▶ _What is asked_
Emit the entire listing verbatim.

(Figure record extracts)
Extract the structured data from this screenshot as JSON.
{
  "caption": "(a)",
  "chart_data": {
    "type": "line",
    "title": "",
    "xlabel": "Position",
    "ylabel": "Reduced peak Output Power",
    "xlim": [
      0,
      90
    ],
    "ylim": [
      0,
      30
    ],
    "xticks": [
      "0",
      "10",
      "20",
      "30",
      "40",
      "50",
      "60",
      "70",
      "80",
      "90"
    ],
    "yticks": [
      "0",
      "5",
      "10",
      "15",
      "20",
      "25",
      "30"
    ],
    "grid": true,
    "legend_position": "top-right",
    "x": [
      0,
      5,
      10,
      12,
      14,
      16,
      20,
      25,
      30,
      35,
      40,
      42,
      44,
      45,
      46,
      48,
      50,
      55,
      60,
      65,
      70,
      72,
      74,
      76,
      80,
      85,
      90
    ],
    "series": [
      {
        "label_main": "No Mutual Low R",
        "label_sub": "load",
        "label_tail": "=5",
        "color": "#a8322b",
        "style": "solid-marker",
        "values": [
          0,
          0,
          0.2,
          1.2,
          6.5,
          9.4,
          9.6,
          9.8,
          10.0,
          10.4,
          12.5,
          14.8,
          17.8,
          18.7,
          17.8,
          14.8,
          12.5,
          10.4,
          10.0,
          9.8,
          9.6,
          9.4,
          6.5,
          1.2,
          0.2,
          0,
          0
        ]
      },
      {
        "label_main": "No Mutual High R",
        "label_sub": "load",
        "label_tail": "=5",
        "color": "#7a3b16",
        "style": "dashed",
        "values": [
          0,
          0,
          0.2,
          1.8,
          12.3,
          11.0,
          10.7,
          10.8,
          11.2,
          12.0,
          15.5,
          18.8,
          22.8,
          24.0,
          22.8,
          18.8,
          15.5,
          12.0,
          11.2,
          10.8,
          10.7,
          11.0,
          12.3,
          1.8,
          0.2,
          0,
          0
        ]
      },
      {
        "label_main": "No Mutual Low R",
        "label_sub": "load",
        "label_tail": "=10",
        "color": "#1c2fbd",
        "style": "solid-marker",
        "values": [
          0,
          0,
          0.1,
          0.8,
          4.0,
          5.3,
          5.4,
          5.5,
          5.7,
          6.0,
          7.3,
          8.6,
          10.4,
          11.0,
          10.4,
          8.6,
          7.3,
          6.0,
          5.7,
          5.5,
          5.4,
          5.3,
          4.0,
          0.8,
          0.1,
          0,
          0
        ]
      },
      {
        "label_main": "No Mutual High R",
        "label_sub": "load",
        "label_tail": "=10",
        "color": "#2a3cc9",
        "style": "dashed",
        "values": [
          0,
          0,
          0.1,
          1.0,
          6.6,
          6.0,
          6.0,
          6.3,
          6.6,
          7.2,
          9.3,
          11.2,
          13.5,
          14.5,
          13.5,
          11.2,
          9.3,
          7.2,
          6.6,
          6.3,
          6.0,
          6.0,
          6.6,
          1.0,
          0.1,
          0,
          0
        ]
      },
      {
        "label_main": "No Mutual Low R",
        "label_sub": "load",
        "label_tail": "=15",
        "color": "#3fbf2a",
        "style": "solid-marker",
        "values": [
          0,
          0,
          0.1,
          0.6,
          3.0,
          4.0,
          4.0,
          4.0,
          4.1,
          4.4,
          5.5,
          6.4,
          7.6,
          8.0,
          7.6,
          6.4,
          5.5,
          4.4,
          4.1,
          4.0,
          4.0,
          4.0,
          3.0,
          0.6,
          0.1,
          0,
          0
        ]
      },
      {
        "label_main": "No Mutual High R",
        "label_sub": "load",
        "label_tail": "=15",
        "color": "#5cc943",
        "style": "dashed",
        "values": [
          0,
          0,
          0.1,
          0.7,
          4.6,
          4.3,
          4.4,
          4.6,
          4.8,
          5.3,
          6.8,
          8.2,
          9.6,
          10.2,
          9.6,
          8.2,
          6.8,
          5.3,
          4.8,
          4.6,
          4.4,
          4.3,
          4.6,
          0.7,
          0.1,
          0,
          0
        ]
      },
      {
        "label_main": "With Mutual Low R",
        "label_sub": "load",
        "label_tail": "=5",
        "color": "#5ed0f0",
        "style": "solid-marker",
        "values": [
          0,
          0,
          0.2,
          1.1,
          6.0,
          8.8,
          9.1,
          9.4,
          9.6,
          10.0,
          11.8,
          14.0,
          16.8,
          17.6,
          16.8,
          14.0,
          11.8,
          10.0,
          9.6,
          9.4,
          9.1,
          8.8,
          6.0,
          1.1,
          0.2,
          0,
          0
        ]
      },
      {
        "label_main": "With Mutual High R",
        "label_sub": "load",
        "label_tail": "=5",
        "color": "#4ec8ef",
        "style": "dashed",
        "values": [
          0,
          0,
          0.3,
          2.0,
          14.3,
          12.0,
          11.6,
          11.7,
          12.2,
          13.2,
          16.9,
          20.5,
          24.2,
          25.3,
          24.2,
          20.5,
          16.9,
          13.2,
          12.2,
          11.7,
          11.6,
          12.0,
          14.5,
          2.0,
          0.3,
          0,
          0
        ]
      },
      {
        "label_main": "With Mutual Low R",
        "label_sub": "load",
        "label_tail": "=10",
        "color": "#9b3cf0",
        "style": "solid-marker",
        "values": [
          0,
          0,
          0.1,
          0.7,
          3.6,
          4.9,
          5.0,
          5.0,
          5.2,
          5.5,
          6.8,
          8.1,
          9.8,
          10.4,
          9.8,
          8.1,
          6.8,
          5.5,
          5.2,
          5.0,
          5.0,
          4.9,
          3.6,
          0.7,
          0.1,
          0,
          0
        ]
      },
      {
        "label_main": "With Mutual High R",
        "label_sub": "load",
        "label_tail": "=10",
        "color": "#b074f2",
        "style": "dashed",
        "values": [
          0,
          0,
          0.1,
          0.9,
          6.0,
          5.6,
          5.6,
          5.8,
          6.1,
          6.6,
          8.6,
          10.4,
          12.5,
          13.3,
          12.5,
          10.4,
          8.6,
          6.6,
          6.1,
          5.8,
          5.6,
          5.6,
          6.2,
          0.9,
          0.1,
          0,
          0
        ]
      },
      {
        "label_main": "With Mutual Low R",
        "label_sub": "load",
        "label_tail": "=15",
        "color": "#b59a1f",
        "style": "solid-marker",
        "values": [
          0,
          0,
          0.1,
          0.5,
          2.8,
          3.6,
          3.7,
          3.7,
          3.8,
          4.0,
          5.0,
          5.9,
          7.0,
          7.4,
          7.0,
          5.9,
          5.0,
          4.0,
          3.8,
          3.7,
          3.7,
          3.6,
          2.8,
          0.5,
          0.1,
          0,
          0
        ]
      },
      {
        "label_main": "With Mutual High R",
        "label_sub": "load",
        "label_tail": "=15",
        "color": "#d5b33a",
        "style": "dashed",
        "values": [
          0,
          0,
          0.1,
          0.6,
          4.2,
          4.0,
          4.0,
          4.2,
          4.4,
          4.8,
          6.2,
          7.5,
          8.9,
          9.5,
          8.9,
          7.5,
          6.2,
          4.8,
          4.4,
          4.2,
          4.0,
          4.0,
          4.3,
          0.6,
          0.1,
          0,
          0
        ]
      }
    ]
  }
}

▶ _Exercise output_
Extract the structured data from this screenshot as JSON.
{
  "caption": "(a)",
  "chart_data": {
    "type": "line",
    "title": "",
    "xlabel": "Position",
    "ylabel": "Reduced peak Output Power",
    "xlim": [
      0,
      90
    ],
    "ylim": [
      0,
      30
    ],
    "xticks": [
      "0",
      "10",
      "20",
      "30",
      "40",
      "50",
      "60",
      "70",
      "80",
      "90"
    ],
    "yticks": [
      "0",
      "5",
      "10",
      "15",
      "20",
      "25",
      "30"
    ],
    "grid": true,
    "legend_position": "top-right",
    "x": [
      0,
      5,
      10,
      12,
      14,
      16,
      20,
      25,
      30,
      35,
      40,
      42,
      44,
      45,
      46,
      48,
      50,
      55,
      60,
      65,
      70,
      72,
      74,
      76,
      80,
      85,
      90
    ],
    "series": [
      {
        "label_main": "No Mutual Low R",
        "label_sub": "load",
        "label_tail": "=5",
        "color": "#a8322b",
        "style": "solid-marker",
        "values": [
          0,
          0,
          0.2,
          1.2,
          6.5,
          9.4,
          9.6,
          9.8,
          10.0,
          10.4,
          12.5,
          14.8,
          17.8,
          18.7,
          17.8,
          14.8,
          12.5,
          10.4,
          10.0,
          9.8,
          9.6,
          9.4,
          6.5,
          1.2,
          0.2,
          0,
          0
        ]
      },
      {
        "label_main": "No Mutual High R",
        "label_sub": "load",
        "label_tail": "=5",
        "color": "#7a3b16",
        "style": "dashed",
        "values": [
          0,
          0,
          0.2,
          1.8,
          12.3,
          11.0,
          10.7,
          10.8,
          11.2,
          12.0,
          15.5,
          18.8,
          22.8,
          24.0,
          22.8,
          18.8,
          15.5,
          12.0,
          11.2,
          10.8,
          10.7,
          11.0,
          12.3,
          1.8,
          0.2,
          0,
          0
        ]
      },
      {
        "label_main": "No Mutual Low R",
        "label_sub": "load",
        "label_tail": "=10",
        "color": "#1c2fbd",
        "style": "solid-marker",
        "values": [
          0,
          0,
          0.1,
          0.8,
          4.0,
          5.3,
          5.4,
          5.5,
          5.7,
          6.0,
          7.3,
          8.6,
          10.4,
          11.0,
          10.4,
          8.6,
          7.3,
          6.0,
          5.7,
          5.5,
          5.4,
          5.3,
          4.0,
          0.8,
          0.1,
          0,
          0
        ]
      },
      {
        "label_main": "No Mutual High R",
        "label_sub": "load",
        "label_tail": "=10",
        "color": "#2a3cc9",
        "style": "dashed",
        "values": [
          0,
          0,
          0.1,
          1.0,
          6.6,
          6.0,
          6.0,
          6.3,
          6.6,
          7.2,
          9.3,
          11.2,
          13.5,
          14.5,
          13.5,
          11.2,
          9.3,
          7.2,
          6.6,
          6.3,
          6.0,
          6.0,
          6.6,
          1.0,
          0.1,
          0,
          0
        ]
      },
      {
        "label_main": "No Mutual Low R",
        "label_sub": "load",
        "label_tail": "=15",
        "color": "#3fbf2a",
        "style": "solid-marker",
        "values": [
          0,
          0,
          0.1,
          0.6,
          3.0,
          4.0,
          4.0,
          4.0,
          4.1,
          4.4,
          5.5,
          6.4,
          7.6,
          8.0,
          7.6,
          6.4,
          5.5,
          4.4,
          4.1,
          4.0,
          4.0,
          4.0,
          3.0,
          0.6,
          0.1,
          0,
          0
        ]
      },
      {
        "label_main": "No Mutual High R",
        "label_sub": "load",
        "label_tail": "=15",
        "color": "#5cc943",
        "style": "dashed",
        "values": [
          0,
          0,
          0.1,
          0.7,
          4.6,
          4.3,
          4.4,
          4.6,
          4.8,
          5.3,
          6.8,
          8.2,
          9.6,
          10.2,
          9.6,
          8.2,
          6.8,
          5.3,
          4.8,
          4.6,
          4.4,
          4.3,
          4.6,
          0.7,
          0.1,
          0,
          0
        ]
      },
      {
        "label_main": "With Mutual Low R",
        "label_sub": "load",
        "label_tail": "=5",
        "color": "#5ed0f0",
        "style": "solid-marker",
        "values": [
          0,
          0,
          0.2,
          1.1,
          6.0,
          8.8,
          9.1,
          9.4,
          9.6,
          10.0,
          11.8,
          14.0,
          16.8,
          17.6,
          16.8,
          14.0,
          11.8,
          10.0,
          9.6,
          9.4,
          9.1,
          8.8,
          6.0,
          1.1,
          0.2,
          0,
          0
        ]
      },
      {
        "label_main": "With Mutual High R",
        "label_sub": "load",
        "label_tail": "=5",
        "color": "#4ec8ef",
        "style": "dashed",
        "values": [
          0,
          0,
          0.3,
          2.0,
          14.3,
          12.0,
          11.6,
          11.7,
          12.2,
          13.2,
          16.9,
          20.5,
          24.2,
          25.3,
          24.2,
          20.5,
          16.9,
          13.2,
          12.2,
          11.7,
          11.6,
          12.0,
          14.5,
          2.0,
          0.3,
          0,
          0
        ]
      },
      {
        "label_main": "With Mutual Low R",
        "label_sub": "load",
        "label_tail": "=10",
        "color": "#9b3cf0",
        "style": "solid-marker",
        "values": [
          0,
          0,
          0.1,
          0.7,
          3.6,
          4.9,
          5.0,
          5.0,
          5.2,
          5.5,
          6.8,
          8.1,
          9.8,
          10.4,
          9.8,
          8.1,
          6.8,
          5.5,
          5.2,
          5.0,
          5.0,
          4.9,
          3.6,
          0.7,
          0.1,
          0,
          0
        ]
      },
      {
        "label_main": "With Mutual High R",
        "label_sub": "load",
        "label_tail": "=10",
        "color": "#b074f2",
        "style": "dashed",
        "values": [
          0,
          0,
          0.1,
          0.9,
          6.0,
          5.6,
          5.6,
          5.8,
          6.1,
          6.6,
          8.6,
          10.4,
          12.5,
          13.3,
          12.5,
          10.4,
          8.6,
          6.6,
          6.1,
          5.8,
          5.6,
          5.6,
          6.2,
          0.9,
          0.1,
          0,
          0
        ]
      },
      {
        "label_main": "With Mutual Low R",
        "label_sub": "load",
        "label_tail": "=15",
        "color": "#b59a1f",
        "style": "solid-marker",
        "values": [
          0,
          0,
          0.1,
          0.5,
          2.8,
          3.6,
          3.7,
          3.7,
          3.8,
          4.0,
          5.0,
          5.9,
          7.0,
          7.4,
          7.0,
          5.9,
          5.0,
          4.0,
          3.8,
          3.7,
          3.7,
          3.6,
          2.8,
          0.5,
          0.1,
          0,
          0
        ]
      },
      {
        "label_main": "With Mutual High R",
        "label_sub": "load",
        "label_tail": "=15",
        "color": "#d5b33a",
        "style": "dashed",
        "values": [
          0,
          0,
          0.1,
          0.6,
          4.2,
          4.0,
          4.0,
          4.2,
          4.4,
          4.8,
          6.2,
          7.5,
          8.9,
          9.5,
          8.9,
          7.5,
          6.2,
          4.8,
          4.4,
          4.2,
          4.0,
          4.0,
          4.3,
          0.6,
          0.1,
          0,
          0
        ]
      }
    ]
  }
}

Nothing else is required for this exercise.